--- start Excerpt provided ---
John Forrest Floberg (October 28, 1915 – August 29, 2011) was the United States Assistant Secretary of the Navy (AIR) from 1949 to 1953.

Biography

Early life
Born in 1915, John F. Floberg was a lawyer. He also graduated from the United States armed forces' training course in atomic weapons at the Sandia National Laboratories at Kirtland Air Force Base outside Albuquerque, New Mexico.

Adult life
President of the United States Harry S. Truman named Floberg as Assistant Secretary of the Navy (AIR) in 1949, and Floberg held this office from December 5, 1949 through July 23, 1953. During this period, Floberg was a strong supporter of Admiral Hyman G. Rickover's proposals to create a nuclear navy; together, Floberg and Rickover eventually convinced Admiral William Fechteler, Chief of Naval Operations, to support the construction of atomic carriers.
--- end Excerpt provided ---
--- start Recorded information ---
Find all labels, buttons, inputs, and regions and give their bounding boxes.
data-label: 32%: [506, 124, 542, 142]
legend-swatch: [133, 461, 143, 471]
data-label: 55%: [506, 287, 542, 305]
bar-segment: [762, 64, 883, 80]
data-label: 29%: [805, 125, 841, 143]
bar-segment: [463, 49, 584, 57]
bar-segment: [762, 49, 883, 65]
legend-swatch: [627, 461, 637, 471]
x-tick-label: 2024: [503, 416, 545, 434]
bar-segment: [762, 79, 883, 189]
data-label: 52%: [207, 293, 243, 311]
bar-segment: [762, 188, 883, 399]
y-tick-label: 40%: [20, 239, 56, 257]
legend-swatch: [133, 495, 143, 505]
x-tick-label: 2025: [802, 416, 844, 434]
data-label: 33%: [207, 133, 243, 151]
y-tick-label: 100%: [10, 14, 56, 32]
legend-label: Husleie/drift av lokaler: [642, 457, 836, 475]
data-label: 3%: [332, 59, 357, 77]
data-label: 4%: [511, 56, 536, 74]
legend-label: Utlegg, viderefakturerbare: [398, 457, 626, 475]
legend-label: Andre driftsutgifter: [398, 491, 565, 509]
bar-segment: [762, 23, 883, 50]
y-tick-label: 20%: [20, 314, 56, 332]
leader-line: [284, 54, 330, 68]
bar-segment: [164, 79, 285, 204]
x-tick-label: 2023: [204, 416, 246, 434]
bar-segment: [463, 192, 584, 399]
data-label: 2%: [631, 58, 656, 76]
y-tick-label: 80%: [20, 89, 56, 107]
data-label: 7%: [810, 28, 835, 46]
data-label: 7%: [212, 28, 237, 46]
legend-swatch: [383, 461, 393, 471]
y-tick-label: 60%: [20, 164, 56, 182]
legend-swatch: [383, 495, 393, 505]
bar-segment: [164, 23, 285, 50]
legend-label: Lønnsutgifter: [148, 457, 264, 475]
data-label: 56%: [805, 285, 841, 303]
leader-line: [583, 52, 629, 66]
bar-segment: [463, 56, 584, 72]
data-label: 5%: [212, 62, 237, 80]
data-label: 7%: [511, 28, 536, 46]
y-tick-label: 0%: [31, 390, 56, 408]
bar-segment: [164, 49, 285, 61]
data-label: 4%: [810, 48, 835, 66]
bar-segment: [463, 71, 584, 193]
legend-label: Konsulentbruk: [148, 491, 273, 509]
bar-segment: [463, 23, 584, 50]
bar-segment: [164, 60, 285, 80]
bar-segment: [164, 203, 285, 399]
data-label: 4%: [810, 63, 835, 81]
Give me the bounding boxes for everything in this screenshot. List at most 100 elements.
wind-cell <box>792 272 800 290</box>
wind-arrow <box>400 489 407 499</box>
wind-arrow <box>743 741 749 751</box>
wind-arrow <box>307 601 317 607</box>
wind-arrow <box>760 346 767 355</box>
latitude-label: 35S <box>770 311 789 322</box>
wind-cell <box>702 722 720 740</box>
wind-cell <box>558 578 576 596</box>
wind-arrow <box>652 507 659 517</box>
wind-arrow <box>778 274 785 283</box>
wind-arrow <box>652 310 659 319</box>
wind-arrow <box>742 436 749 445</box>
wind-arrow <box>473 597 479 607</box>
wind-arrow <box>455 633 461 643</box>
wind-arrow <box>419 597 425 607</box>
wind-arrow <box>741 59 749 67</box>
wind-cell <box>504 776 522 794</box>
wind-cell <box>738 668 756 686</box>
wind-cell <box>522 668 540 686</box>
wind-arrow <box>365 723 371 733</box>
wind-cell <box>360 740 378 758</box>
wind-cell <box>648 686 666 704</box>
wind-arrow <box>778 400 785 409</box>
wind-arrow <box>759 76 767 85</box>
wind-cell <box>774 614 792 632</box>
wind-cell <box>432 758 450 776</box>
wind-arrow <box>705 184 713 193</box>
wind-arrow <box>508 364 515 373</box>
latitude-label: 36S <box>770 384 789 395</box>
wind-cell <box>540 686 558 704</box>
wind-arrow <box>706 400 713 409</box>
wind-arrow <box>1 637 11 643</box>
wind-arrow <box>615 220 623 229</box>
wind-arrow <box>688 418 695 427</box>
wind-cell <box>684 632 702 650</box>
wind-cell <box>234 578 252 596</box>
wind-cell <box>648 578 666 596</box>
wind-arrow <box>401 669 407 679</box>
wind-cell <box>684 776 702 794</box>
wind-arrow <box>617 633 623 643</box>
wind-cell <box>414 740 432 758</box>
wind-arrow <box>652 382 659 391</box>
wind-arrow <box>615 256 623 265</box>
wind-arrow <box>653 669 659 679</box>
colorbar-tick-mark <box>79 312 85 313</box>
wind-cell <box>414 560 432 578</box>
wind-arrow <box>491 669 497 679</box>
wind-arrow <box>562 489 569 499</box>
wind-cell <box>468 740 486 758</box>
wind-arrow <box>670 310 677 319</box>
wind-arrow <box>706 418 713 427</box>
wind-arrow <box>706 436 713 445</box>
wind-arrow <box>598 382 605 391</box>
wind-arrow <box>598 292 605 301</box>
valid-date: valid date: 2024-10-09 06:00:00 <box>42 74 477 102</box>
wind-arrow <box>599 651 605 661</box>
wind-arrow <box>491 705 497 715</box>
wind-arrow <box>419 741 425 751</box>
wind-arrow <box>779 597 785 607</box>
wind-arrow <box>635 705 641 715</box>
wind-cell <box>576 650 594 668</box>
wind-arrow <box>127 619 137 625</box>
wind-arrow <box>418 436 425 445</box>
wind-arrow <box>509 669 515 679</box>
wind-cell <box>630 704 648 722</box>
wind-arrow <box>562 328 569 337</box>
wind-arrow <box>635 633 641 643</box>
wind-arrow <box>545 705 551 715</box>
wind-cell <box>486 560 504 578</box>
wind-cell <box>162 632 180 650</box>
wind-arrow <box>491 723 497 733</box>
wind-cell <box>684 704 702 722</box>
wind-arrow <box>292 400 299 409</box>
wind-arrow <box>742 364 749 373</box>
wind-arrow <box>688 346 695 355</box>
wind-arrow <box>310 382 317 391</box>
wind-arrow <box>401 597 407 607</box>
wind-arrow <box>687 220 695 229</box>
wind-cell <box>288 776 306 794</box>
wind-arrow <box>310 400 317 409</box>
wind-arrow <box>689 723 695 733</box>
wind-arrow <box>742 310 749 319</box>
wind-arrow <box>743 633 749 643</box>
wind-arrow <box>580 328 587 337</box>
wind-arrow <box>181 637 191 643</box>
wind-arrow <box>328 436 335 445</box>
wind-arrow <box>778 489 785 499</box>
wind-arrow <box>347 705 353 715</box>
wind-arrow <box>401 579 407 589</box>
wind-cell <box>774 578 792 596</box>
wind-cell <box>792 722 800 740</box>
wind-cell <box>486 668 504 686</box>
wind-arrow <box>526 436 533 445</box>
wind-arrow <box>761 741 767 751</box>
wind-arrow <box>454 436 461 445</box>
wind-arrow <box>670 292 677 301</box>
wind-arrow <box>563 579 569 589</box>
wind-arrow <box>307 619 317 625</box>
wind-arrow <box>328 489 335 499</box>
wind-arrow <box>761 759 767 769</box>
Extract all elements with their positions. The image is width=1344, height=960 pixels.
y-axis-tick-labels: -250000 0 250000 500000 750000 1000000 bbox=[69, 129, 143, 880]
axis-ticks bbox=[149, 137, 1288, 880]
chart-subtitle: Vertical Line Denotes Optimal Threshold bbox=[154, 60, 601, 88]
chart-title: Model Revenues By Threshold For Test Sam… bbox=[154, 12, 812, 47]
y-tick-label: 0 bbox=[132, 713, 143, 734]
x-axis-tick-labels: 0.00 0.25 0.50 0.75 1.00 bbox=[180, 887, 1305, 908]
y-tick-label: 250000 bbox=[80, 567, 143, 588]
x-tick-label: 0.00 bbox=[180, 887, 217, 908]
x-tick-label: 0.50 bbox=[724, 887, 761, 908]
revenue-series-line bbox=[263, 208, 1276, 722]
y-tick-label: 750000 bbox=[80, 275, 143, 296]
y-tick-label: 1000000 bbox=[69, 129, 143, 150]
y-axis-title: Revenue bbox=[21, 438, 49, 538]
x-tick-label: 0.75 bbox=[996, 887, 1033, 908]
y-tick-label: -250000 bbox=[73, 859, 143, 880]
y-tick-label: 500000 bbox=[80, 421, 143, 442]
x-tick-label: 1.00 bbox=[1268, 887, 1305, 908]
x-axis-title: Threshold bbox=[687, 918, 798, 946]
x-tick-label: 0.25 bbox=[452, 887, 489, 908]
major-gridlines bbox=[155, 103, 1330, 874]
--- end Recorded information ---
** What to produce **
Copy the biography of John Forrest Floberg starting at "John Forrest Floberg" and ending at "of atomic carriers.", swapping "atomic" for "nuclear".

** Written answer **
John Forrest Floberg (October 28, 1915 – August 29, 2011) was the United States Assistant Secretary of the Navy (AIR) from 1949 to 1953.

Biography

Early life
Born in 1915, John F. Floberg was a lawyer. He also graduated from the United States armed forces' training course in nuclear weapons at the Sandia National Laboratories at Kirtland Air Force Base outside Albuquerque, New Mexico.

Adult life
President of the United States Harry S. Truman named Floberg as Assistant Secretary of the Navy (AIR) in 1949, and Floberg held this office from December 5, 1949 through July 23, 1953. During this period, Floberg was a strong supporter of Admiral Hyman G. Rickover's proposals to create a nuclear navy; together, Floberg and Rickover eventually convinced Admiral William Fechteler, Chief of Naval Operations, to support the construction of nuclear carriers.